Collected data:
* Begin *

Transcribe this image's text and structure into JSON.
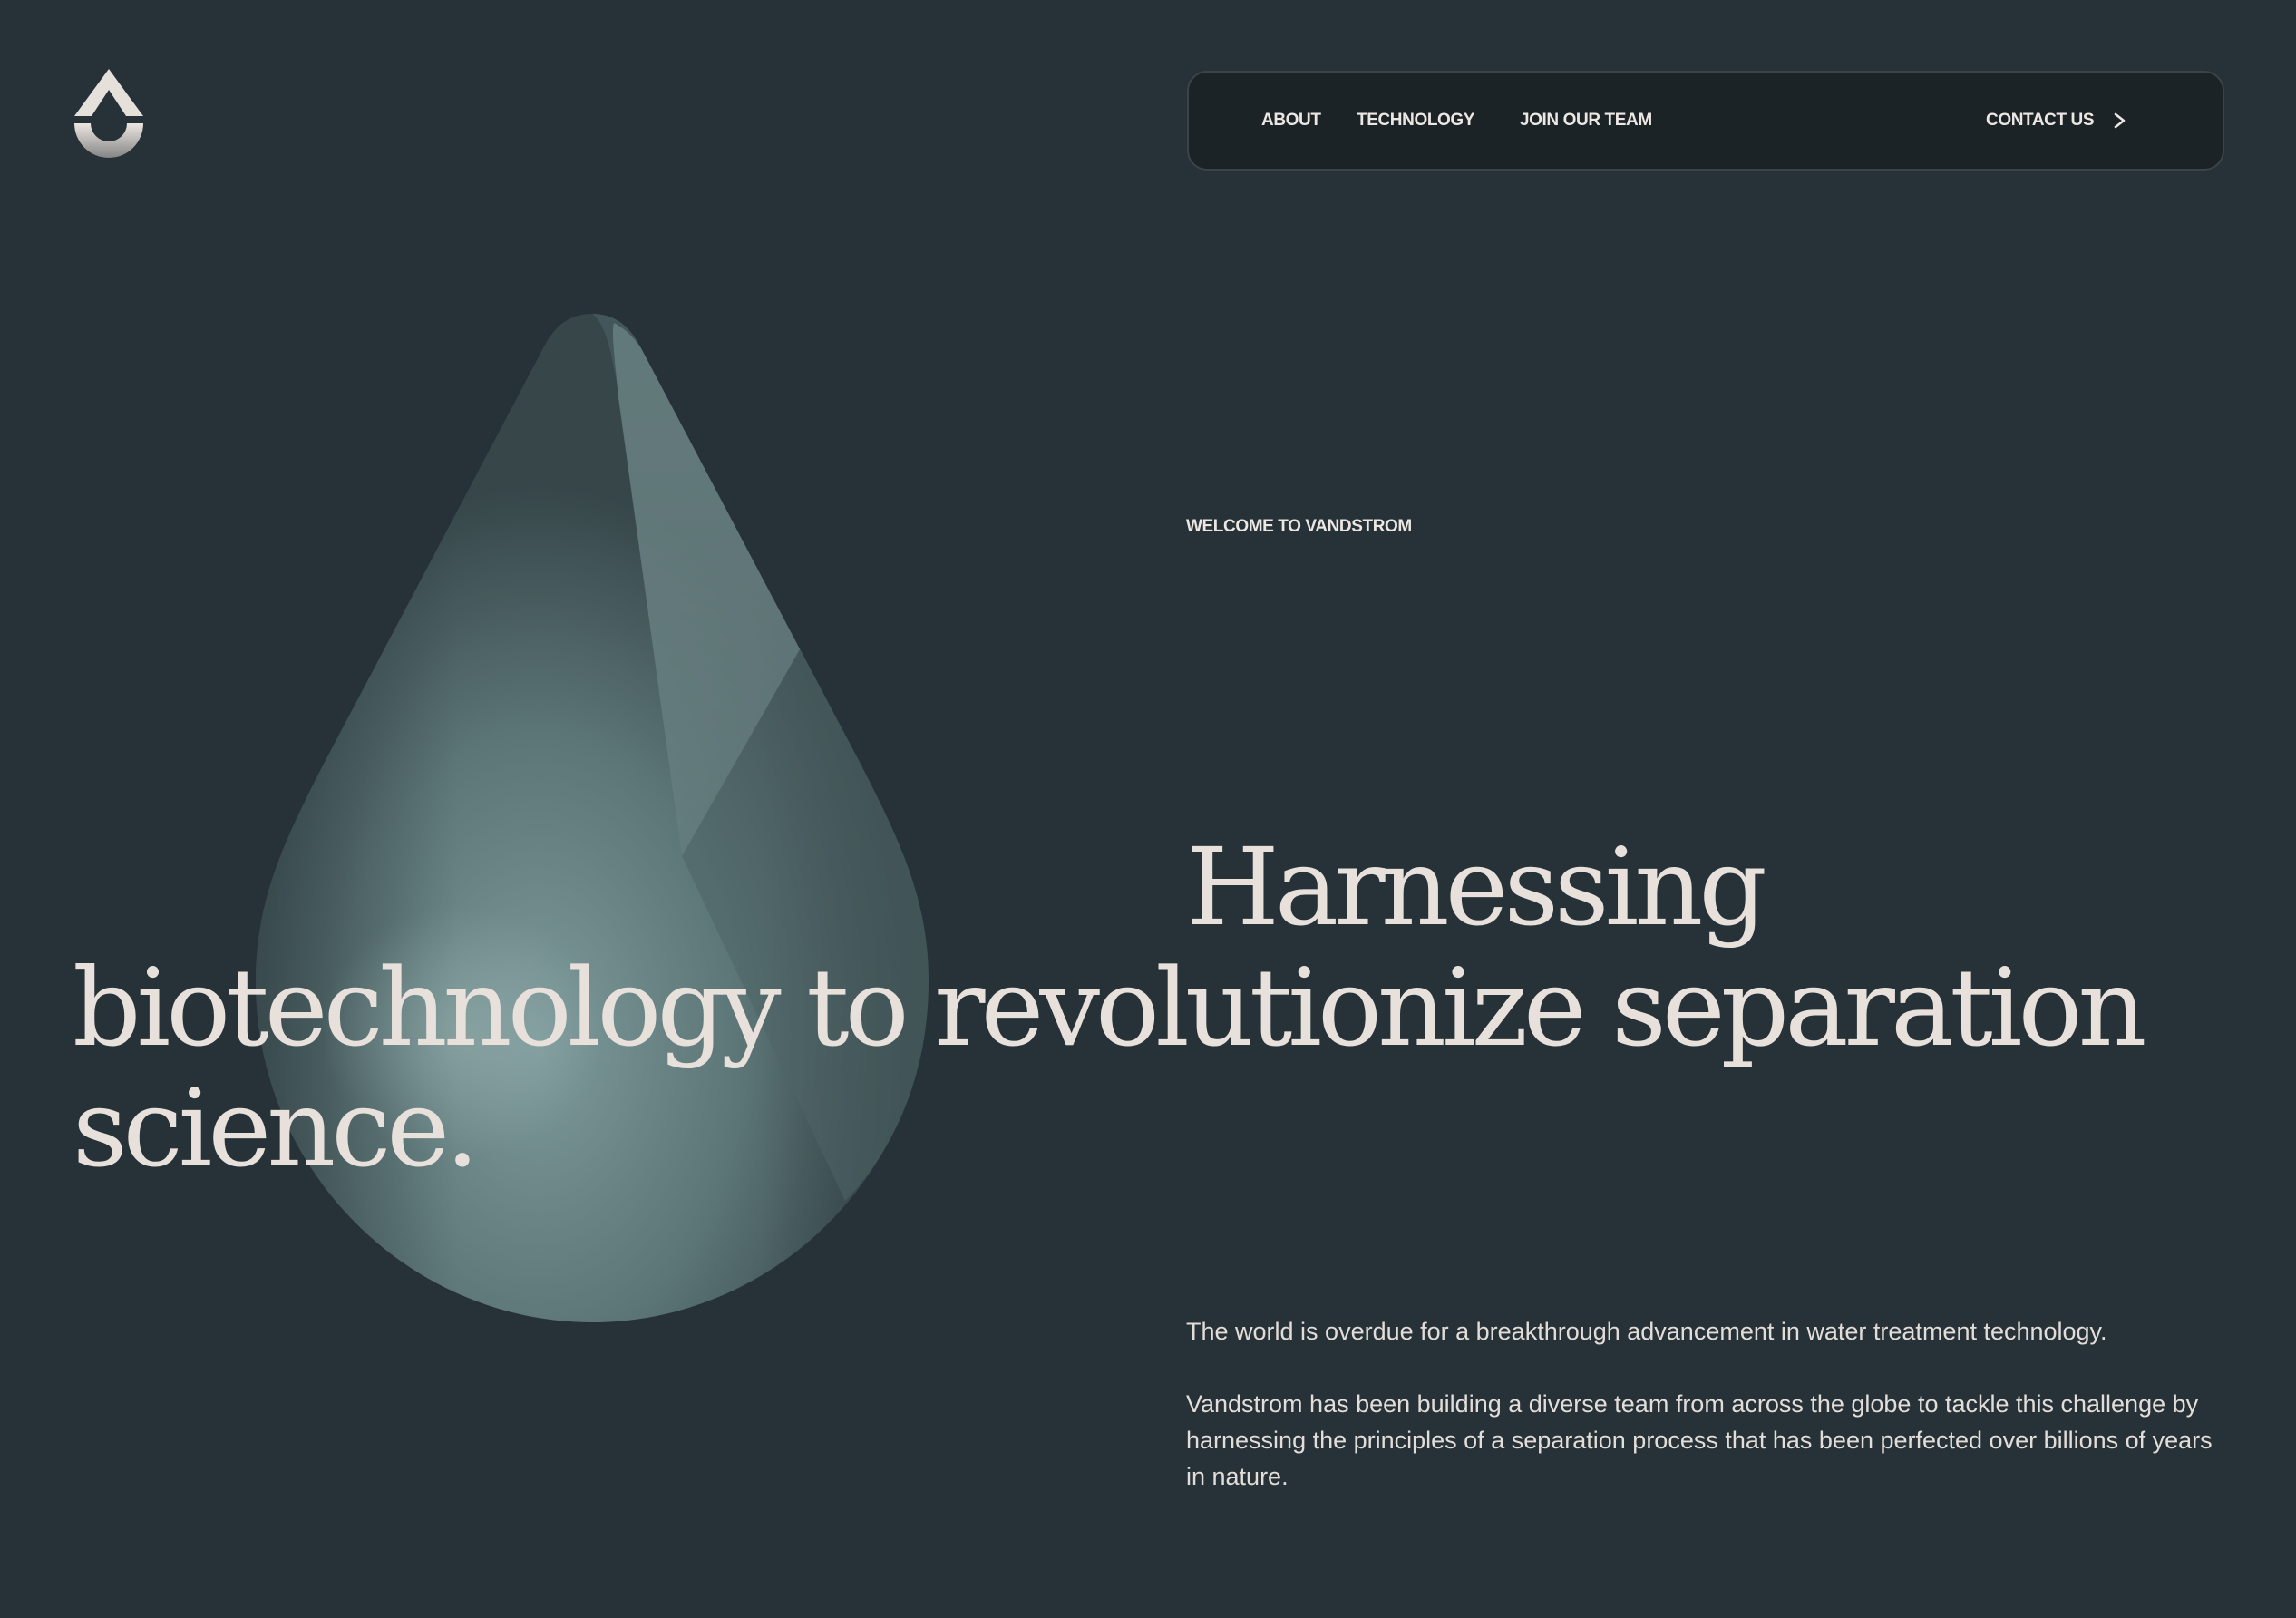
{
  "brand": {
    "logo_icon": "water-drop-logo-icon",
    "colors": {
      "background": "#263237",
      "nav_background": "#1c2326",
      "text": "#e7e0db",
      "drop": "#6f8a8a"
    }
  },
  "nav": {
    "links": [
      {
        "label": "ABOUT"
      },
      {
        "label": "TECHNOLOGY"
      },
      {
        "label": "JOIN OUR TEAM"
      }
    ],
    "contact": {
      "label": "CONTACT US",
      "icon": "chevron-right-icon"
    }
  },
  "hero": {
    "eyebrow": "WELCOME TO VANDSTROM",
    "headline": "Harnessing biotechnology to revolutionize separation science.",
    "paragraphs": [
      "The world is overdue for a breakthrough advancement in water treatment technology.",
      "Vandstrom has been building a diverse team from across the globe to tackle this challenge by harnessing the principles of a separation process that has been perfected over billions of years in nature."
    ]
  }
}
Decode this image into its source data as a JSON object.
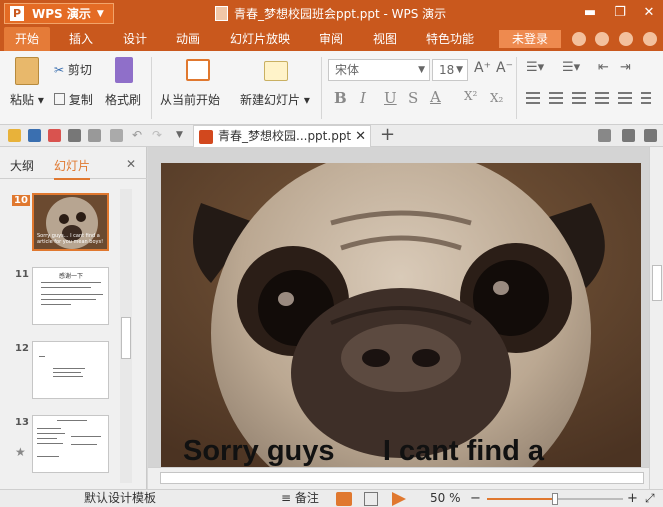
{
  "app": {
    "name": "WPS 演示",
    "logo_letter": "P",
    "document_title": "青春_梦想校园班会ppt.ppt - WPS 演示"
  },
  "menu": {
    "tabs": [
      "开始",
      "插入",
      "设计",
      "动画",
      "幻灯片放映",
      "审阅",
      "视图",
      "特色功能"
    ],
    "active": "开始",
    "login": "未登录"
  },
  "ribbon": {
    "paste": "粘贴",
    "cut": "剪切",
    "copy": "复制",
    "format_painter": "格式刷",
    "from_current": "从当前开始",
    "new_slide": "新建幻灯片",
    "font_name": "宋体",
    "font_size": "18",
    "format_buttons": [
      "B",
      "I",
      "U",
      "S",
      "A",
      "X²",
      "X₂"
    ]
  },
  "doc_tab": {
    "label": "青春_梦想校园...ppt.ppt",
    "close": "✕",
    "new": "+"
  },
  "panel": {
    "tabs": [
      "大纲",
      "幻灯片"
    ],
    "active": "幻灯片",
    "close": "✕",
    "slides": [
      {
        "num": "10",
        "caption": "Sorry guys... I cant find a article for you mean boys!"
      },
      {
        "num": "11",
        "title": "感谢一下"
      },
      {
        "num": "12"
      },
      {
        "num": "13"
      }
    ]
  },
  "slide": {
    "caption": "Sorry guys      I cant find a"
  },
  "status": {
    "template": "默认设计模板",
    "notes": "备注",
    "zoom": "50 %",
    "zoom_fraction": 0.5
  },
  "colors": {
    "accent": "#c9581d",
    "active_tab": "#e57b38",
    "login": "#ee8a4f",
    "selected_thumb": "#e0782f"
  }
}
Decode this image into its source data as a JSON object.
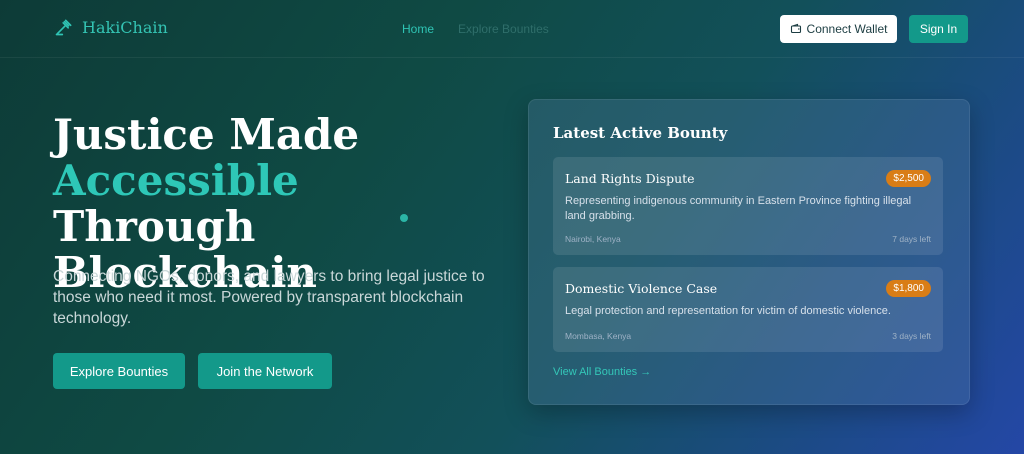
{
  "nav": {
    "brand": "HakiChain",
    "links": [
      {
        "label": "Home"
      },
      {
        "label": "Explore Bounties"
      }
    ],
    "connect_wallet": "Connect Wallet",
    "sign_in": "Sign In"
  },
  "hero": {
    "title_line1": "Justice Made",
    "title_accent": "Accessible",
    "title_rest": "Through",
    "title_line3": "Blockchain",
    "subtitle": "Connecting NGOs, donors, and lawyers to bring legal justice to those who need it most. Powered by transparent blockchain technology.",
    "cta_explore": "Explore Bounties",
    "cta_join": "Join the Network"
  },
  "bounty_card": {
    "heading": "Latest Active Bounty",
    "bounties": [
      {
        "title": "Land Rights Dispute",
        "amount": "$2,500",
        "description": "Representing indigenous community in Eastern Province fighting illegal land grabbing.",
        "location": "Nairobi, Kenya",
        "time_left": "7 days left"
      },
      {
        "title": "Domestic Violence Case",
        "amount": "$1,800",
        "description": "Legal protection and representation for victim of domestic violence.",
        "location": "Mombasa, Kenya",
        "time_left": "3 days left"
      }
    ],
    "view_all": "View All Bounties →"
  },
  "colors": {
    "accent": "#2ec7b7",
    "button": "#13998a",
    "amount_badge": "#d97d16"
  }
}
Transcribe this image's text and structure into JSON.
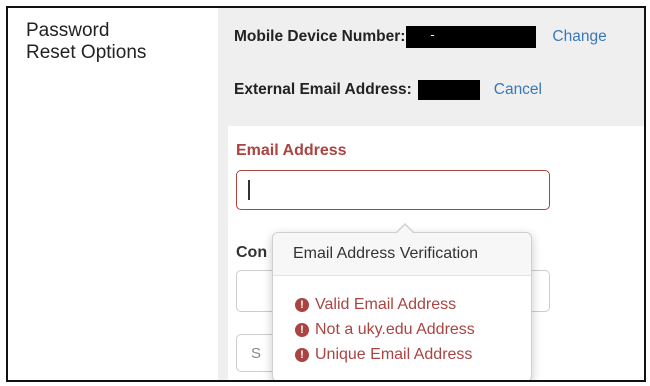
{
  "section": {
    "title_line1": "Password",
    "title_line2": "Reset Options"
  },
  "mobile": {
    "label": "Mobile Device Number:",
    "value_fragment": "-",
    "change_label": "Change"
  },
  "external_email": {
    "label": "External Email Address:",
    "cancel_label": "Cancel"
  },
  "form": {
    "email_label": "Email Address",
    "email_value": "",
    "confirm_label_visible": "Con",
    "save_label_visible": "S"
  },
  "popover": {
    "title": "Email Address Verification",
    "items": [
      "Valid Email Address",
      "Not a uky.edu Address",
      "Unique Email Address"
    ],
    "icon": "exclamation-circle-icon"
  },
  "colors": {
    "error": "#a94442",
    "link": "#3a78b5",
    "panel_bg": "#efefef"
  }
}
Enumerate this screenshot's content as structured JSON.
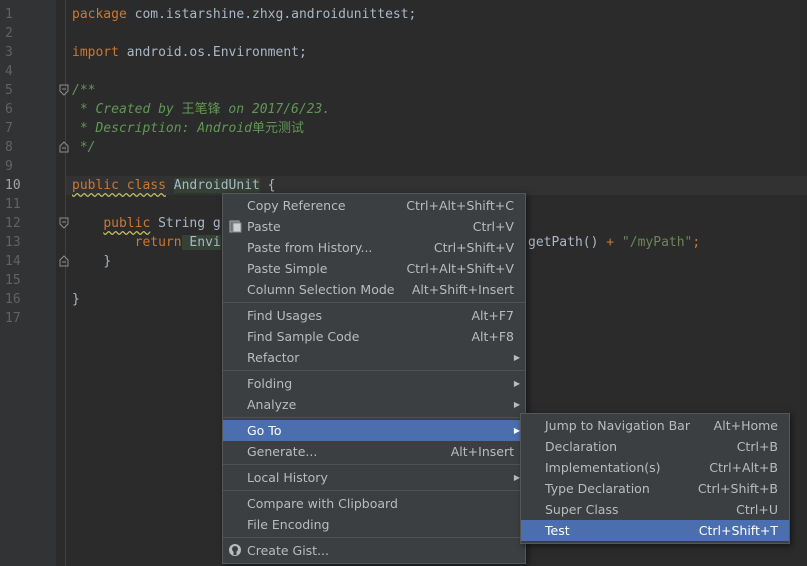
{
  "gutter": {
    "line_numbers": [
      "1",
      "2",
      "3",
      "4",
      "5",
      "6",
      "7",
      "8",
      "9",
      "10",
      "11",
      "12",
      "13",
      "14",
      "15",
      "16",
      "17"
    ]
  },
  "code": {
    "l1_kw": "package",
    "l1_rest": " com.istarshine.zhxg.androidunittest;",
    "l3_kw": "import",
    "l3_rest": " android.os.Environment;",
    "l5": "/**",
    "l6_a": " * Created by ",
    "l6_b": "王笔锋",
    "l6_c": " on 2017/6/23.",
    "l7_a": " * Description: Android",
    "l7_b": "单元测试",
    "l8": " */",
    "l10_kw": "public class",
    "l10_name": "AndroidUnit",
    "l10_rest": " {",
    "l12_kw": "public",
    "l12_type": " String g",
    "l13_kw": "return",
    "l13_name": " Envi",
    "l13_tail": "getPath() ",
    "l13_plus": "+",
    "l13_str": " \"/myPath\"",
    "l13_end": ";",
    "l14": "}",
    "l16": "}"
  },
  "menu": {
    "items": [
      {
        "label": "Copy Reference",
        "shortcut": "Ctrl+Alt+Shift+C"
      },
      {
        "label": "Paste",
        "shortcut": "Ctrl+V",
        "icon": "clipboard-icon"
      },
      {
        "label": "Paste from History...",
        "shortcut": "Ctrl+Shift+V"
      },
      {
        "label": "Paste Simple",
        "shortcut": "Ctrl+Alt+Shift+V"
      },
      {
        "label": "Column Selection Mode",
        "shortcut": "Alt+Shift+Insert"
      },
      {
        "label": "Find Usages",
        "shortcut": "Alt+F7"
      },
      {
        "label": "Find Sample Code",
        "shortcut": "Alt+F8"
      },
      {
        "label": "Refactor",
        "submenu": true
      },
      {
        "label": "Folding",
        "submenu": true
      },
      {
        "label": "Analyze",
        "submenu": true
      },
      {
        "label": "Go To",
        "submenu": true,
        "selected": true
      },
      {
        "label": "Generate...",
        "shortcut": "Alt+Insert"
      },
      {
        "label": "Local History",
        "submenu": true
      },
      {
        "label": "Compare with Clipboard"
      },
      {
        "label": "File Encoding"
      },
      {
        "label": "Create Gist...",
        "icon": "github-icon"
      }
    ]
  },
  "submenu": {
    "items": [
      {
        "label": "Jump to Navigation Bar",
        "shortcut": "Alt+Home"
      },
      {
        "label": "Declaration",
        "shortcut": "Ctrl+B"
      },
      {
        "label": "Implementation(s)",
        "shortcut": "Ctrl+Alt+B"
      },
      {
        "label": "Type Declaration",
        "shortcut": "Ctrl+Shift+B"
      },
      {
        "label": "Super Class",
        "shortcut": "Ctrl+U"
      },
      {
        "label": "Test",
        "shortcut": "Ctrl+Shift+T",
        "selected": true
      }
    ]
  },
  "colors": {
    "editor_bg": "#2b2b2b",
    "keyword": "#cc7832",
    "comment": "#629755",
    "string": "#6a8759",
    "menu_bg": "#3c3f41",
    "menu_selected": "#4b6eaf"
  }
}
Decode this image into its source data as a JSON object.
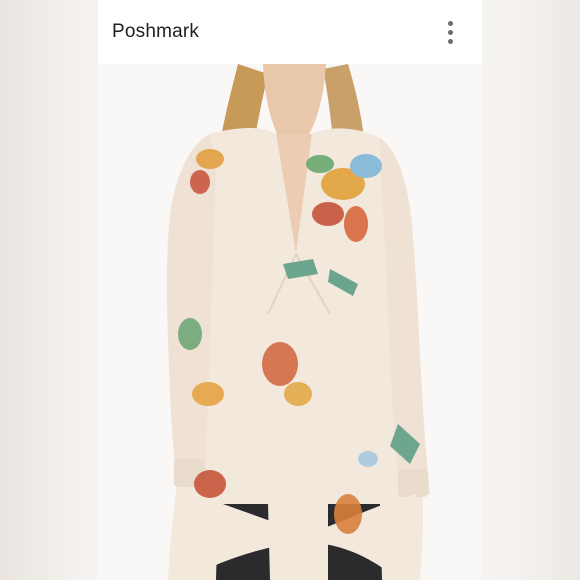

* End *

WHAT THE EXERCISE ASKS
Pick out every line above that holds the word "Declaration" and copy it.

CORRECT OUTPUT
        "label": "Declaration",
        "label": "Type Declaration",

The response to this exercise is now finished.